┌─ Extracted entries

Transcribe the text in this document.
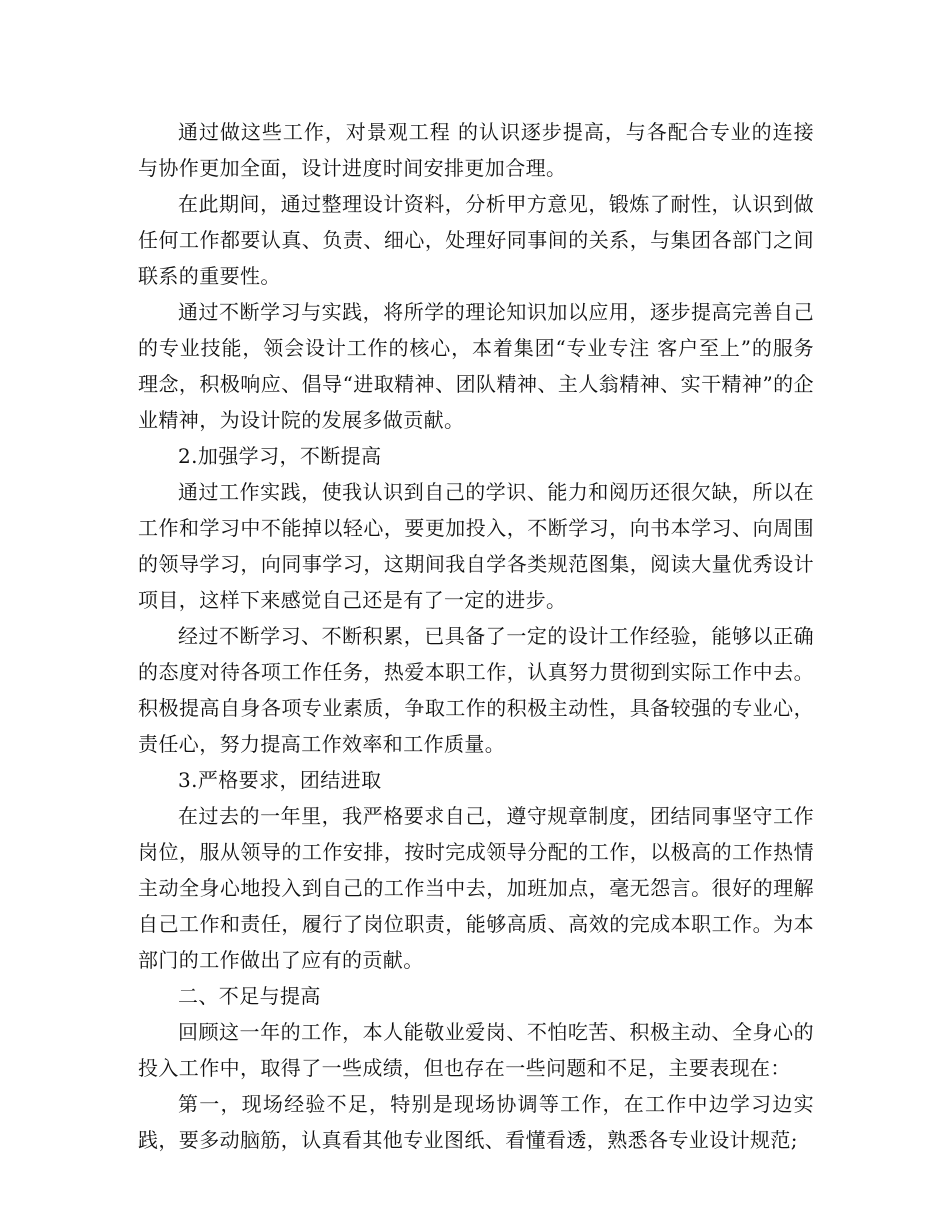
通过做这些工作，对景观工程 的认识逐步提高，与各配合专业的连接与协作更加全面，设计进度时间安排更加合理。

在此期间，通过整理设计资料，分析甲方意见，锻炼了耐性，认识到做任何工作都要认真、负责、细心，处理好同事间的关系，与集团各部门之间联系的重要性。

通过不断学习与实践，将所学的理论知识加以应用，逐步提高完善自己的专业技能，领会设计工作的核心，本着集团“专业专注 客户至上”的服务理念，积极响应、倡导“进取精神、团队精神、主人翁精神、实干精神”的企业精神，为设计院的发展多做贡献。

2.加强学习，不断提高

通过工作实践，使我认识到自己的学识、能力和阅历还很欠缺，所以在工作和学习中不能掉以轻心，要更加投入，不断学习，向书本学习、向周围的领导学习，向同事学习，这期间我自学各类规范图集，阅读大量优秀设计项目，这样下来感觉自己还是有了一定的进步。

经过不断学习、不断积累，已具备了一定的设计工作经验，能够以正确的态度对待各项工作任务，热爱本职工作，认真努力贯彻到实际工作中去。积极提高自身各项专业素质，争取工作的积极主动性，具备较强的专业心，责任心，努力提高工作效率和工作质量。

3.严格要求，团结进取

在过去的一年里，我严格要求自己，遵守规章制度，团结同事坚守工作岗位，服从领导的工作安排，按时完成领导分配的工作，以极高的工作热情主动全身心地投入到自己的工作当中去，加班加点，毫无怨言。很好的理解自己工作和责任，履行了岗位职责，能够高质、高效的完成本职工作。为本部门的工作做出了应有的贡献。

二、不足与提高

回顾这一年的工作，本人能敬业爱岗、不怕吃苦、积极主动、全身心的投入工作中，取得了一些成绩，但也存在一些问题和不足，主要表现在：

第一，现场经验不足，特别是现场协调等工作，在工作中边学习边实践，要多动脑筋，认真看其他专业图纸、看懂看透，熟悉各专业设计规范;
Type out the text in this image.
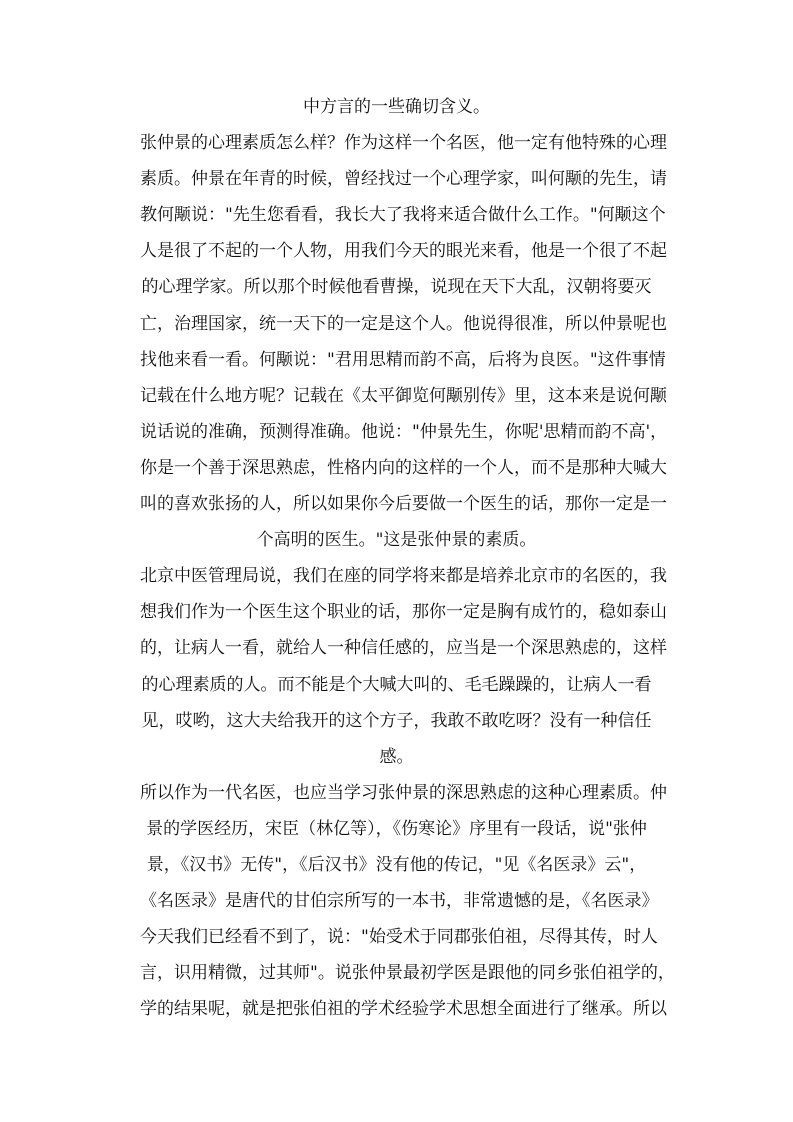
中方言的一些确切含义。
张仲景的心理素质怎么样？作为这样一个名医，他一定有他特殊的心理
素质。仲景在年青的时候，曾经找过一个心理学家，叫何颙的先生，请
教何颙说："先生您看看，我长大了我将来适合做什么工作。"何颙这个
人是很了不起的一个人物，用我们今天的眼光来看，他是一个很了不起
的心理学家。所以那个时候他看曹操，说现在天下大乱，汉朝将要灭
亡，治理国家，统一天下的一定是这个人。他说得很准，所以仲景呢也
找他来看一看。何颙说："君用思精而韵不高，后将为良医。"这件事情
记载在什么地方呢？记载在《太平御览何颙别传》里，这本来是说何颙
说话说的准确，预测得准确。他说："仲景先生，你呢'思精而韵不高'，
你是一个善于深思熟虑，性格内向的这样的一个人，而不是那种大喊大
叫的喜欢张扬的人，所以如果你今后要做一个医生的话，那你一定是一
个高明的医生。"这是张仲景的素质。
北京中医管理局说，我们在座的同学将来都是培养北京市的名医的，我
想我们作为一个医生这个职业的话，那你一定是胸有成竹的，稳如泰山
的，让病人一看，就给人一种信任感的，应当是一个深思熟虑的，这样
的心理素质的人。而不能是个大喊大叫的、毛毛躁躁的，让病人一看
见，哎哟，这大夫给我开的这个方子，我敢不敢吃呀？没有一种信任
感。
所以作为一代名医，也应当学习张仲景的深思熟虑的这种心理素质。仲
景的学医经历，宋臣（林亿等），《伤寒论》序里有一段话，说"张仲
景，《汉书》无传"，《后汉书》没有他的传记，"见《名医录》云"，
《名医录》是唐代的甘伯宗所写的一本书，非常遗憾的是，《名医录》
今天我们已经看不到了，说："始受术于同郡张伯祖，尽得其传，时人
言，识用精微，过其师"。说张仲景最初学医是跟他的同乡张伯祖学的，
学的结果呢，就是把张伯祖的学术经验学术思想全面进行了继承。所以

└─
┌─ Extracted entries

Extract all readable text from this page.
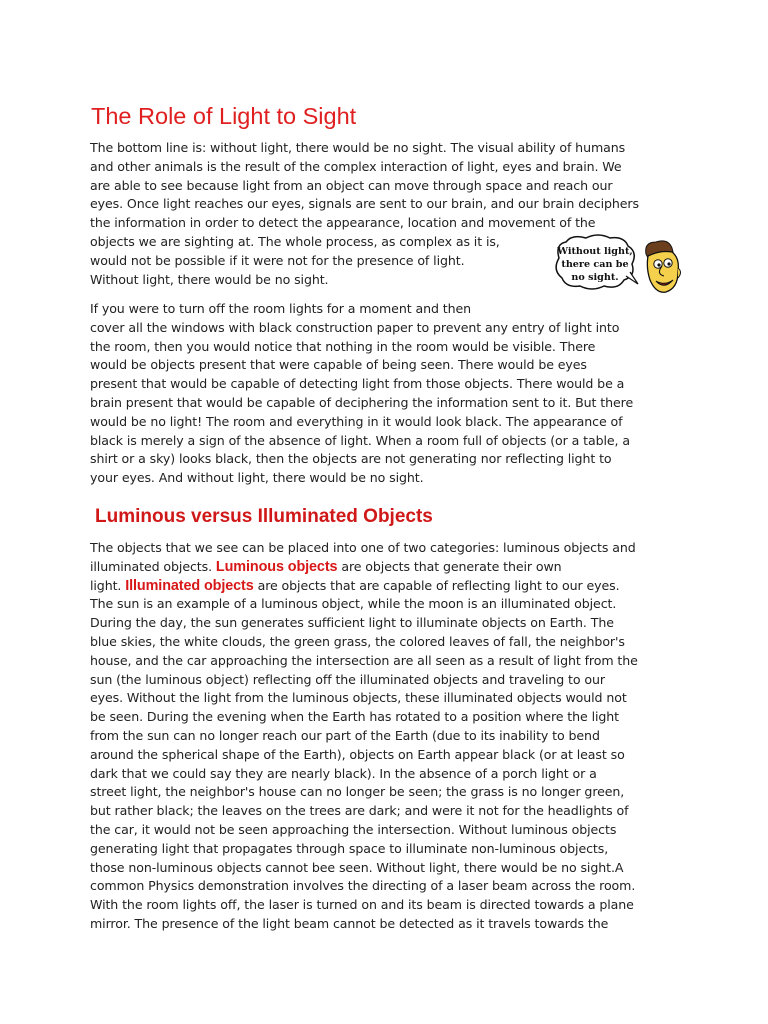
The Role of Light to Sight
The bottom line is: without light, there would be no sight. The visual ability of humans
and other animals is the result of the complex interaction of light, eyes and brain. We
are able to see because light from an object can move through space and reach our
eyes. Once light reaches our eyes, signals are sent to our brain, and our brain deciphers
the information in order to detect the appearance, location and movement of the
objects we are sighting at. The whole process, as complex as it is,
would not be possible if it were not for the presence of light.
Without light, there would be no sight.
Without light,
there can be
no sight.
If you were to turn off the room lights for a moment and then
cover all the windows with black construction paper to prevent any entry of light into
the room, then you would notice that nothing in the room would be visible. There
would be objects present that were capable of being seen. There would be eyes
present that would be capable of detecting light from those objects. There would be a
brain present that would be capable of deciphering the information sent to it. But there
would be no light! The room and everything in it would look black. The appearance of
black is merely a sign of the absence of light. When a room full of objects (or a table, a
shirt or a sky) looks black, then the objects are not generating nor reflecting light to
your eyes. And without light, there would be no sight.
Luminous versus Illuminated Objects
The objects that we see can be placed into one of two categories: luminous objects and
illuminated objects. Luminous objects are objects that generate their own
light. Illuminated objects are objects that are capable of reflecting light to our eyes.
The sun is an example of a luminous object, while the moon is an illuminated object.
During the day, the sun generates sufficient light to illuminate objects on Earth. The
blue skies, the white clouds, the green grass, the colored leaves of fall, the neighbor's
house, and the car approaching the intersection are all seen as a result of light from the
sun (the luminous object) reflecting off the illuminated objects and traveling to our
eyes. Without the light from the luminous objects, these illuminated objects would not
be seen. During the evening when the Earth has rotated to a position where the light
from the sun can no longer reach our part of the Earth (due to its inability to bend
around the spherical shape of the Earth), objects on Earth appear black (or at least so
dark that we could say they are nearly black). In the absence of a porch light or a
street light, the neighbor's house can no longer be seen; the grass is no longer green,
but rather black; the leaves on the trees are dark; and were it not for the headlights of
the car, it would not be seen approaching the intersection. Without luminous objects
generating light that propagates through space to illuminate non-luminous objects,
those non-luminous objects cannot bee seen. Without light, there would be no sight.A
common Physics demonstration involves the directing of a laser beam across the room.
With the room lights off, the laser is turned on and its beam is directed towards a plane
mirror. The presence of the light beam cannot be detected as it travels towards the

└─

■ **Task**
Read the lines above. Gather those in which the string "text" is found.

■ **The answer**
Transcribe the text in this document.
Type out the text in this image.
Extract all readable text from this page.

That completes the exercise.